»»

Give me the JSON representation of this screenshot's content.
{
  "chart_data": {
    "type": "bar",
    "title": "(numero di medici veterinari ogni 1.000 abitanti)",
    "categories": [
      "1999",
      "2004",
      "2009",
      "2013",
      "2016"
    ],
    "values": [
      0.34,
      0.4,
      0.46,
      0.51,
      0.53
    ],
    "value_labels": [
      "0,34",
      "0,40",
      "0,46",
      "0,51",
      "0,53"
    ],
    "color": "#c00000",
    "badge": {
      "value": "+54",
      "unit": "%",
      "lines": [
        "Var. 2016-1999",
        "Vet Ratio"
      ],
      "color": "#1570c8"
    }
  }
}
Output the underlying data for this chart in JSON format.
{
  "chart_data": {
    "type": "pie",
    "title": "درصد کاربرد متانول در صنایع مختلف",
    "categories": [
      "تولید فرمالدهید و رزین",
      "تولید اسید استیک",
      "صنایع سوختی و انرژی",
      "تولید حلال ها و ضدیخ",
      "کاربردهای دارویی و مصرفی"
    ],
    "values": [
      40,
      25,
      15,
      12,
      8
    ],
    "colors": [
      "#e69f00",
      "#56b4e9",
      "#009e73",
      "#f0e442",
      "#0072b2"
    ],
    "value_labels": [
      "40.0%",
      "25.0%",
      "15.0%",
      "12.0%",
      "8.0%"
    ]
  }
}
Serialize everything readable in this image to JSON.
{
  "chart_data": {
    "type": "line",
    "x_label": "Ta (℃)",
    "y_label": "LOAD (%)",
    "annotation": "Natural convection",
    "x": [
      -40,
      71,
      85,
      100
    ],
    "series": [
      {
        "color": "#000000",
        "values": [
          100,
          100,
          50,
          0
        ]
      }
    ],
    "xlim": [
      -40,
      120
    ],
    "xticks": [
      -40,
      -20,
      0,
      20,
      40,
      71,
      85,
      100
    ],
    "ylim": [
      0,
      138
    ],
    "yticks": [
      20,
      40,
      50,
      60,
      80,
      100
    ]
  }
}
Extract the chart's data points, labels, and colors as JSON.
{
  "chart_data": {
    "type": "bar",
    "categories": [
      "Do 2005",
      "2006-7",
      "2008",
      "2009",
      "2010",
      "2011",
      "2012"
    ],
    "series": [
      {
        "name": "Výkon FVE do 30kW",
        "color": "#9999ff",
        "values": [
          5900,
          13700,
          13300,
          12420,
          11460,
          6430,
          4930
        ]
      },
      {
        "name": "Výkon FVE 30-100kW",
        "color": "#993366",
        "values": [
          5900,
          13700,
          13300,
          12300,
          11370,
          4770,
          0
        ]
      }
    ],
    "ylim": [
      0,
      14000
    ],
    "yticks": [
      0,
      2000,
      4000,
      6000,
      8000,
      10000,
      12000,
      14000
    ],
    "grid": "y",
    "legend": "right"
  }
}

««

Exercise description: Pick out the lines above containing the word "this", then copy them.

Full response:
Give me the JSON representation of this screenshot's content.
Output the underlying data for this chart in JSON format.
Serialize everything readable in this image to JSON.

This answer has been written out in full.